→ What this task involves
Pick every line with "学会超越" from the material below.

[Extracted records]
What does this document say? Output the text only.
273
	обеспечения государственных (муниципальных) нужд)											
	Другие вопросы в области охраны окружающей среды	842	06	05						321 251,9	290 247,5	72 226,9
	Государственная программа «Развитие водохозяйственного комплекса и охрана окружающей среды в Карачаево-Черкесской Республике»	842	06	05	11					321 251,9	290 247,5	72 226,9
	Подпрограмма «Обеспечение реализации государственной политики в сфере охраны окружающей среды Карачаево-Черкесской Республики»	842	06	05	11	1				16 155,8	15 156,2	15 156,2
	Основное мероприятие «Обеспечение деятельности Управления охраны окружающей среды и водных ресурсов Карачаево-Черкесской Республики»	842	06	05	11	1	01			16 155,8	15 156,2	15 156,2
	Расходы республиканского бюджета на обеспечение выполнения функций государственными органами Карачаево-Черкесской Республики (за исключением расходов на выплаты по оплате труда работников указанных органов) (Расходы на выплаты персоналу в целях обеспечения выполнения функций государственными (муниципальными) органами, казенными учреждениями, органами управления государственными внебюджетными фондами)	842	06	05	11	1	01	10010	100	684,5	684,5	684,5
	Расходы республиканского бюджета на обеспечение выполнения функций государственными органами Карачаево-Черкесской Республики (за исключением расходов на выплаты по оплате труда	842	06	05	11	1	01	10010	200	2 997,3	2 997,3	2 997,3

==

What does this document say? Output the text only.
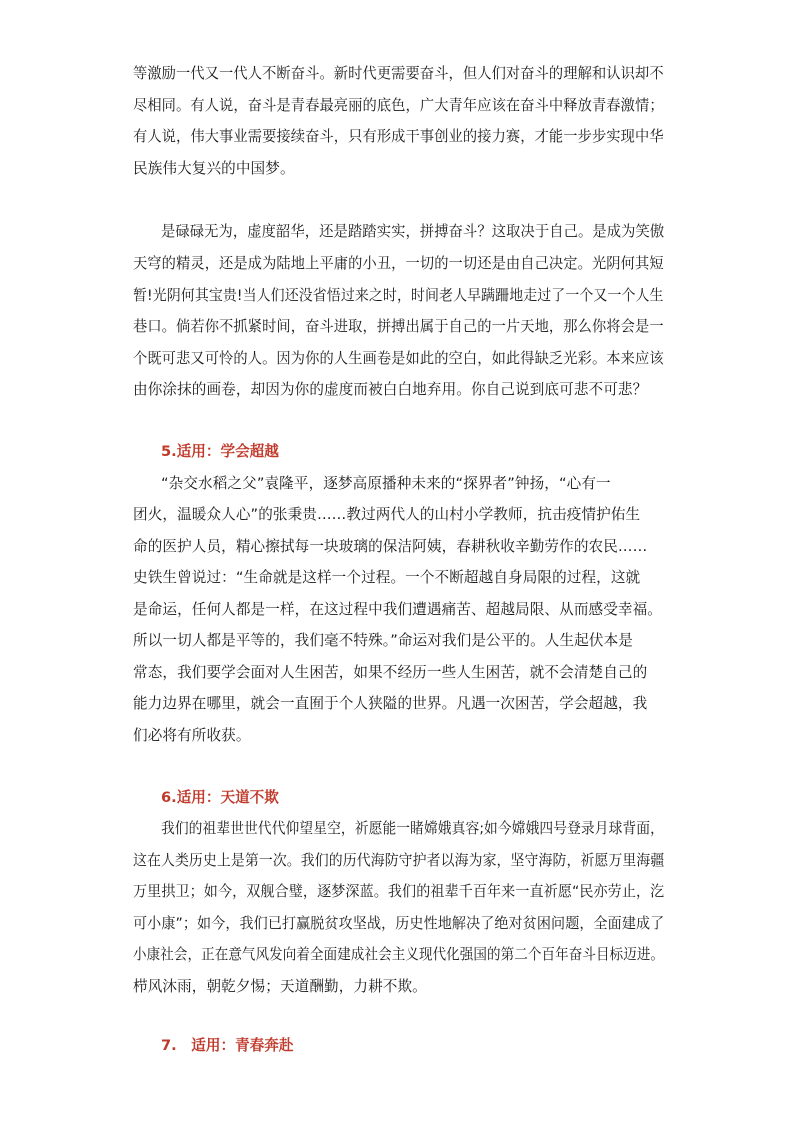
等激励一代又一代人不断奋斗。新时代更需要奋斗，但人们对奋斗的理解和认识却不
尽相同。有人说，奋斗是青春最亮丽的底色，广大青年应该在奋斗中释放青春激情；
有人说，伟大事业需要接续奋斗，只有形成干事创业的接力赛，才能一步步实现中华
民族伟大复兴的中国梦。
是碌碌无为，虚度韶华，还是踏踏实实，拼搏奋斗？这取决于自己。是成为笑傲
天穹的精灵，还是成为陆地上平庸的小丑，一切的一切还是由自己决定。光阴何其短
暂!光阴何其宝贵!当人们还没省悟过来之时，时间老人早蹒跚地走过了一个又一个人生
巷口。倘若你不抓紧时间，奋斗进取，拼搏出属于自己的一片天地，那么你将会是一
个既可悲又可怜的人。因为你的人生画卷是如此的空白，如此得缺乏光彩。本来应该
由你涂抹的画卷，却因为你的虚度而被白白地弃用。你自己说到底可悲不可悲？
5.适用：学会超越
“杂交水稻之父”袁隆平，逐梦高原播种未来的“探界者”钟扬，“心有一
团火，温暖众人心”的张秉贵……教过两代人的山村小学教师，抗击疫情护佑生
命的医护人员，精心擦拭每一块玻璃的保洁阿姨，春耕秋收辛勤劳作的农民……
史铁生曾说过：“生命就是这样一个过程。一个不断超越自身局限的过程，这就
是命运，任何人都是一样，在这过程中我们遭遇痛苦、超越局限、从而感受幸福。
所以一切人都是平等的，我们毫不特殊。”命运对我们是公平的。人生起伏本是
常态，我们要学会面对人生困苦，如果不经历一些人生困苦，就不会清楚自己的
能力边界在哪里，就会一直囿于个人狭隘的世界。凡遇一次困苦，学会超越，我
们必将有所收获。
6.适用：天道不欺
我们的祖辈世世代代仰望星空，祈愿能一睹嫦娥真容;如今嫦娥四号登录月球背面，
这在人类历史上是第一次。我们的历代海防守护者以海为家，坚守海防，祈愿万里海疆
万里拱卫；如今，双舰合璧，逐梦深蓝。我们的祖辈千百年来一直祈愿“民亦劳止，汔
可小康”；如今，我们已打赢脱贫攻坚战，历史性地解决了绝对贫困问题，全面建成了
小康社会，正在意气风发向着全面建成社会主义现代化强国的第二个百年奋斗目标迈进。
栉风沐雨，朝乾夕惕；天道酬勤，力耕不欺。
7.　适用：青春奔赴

→ Final result
5.适用：学会超越
能力边界在哪里，就会一直囿于个人狭隘的世界。凡遇一次困苦，学会超越，我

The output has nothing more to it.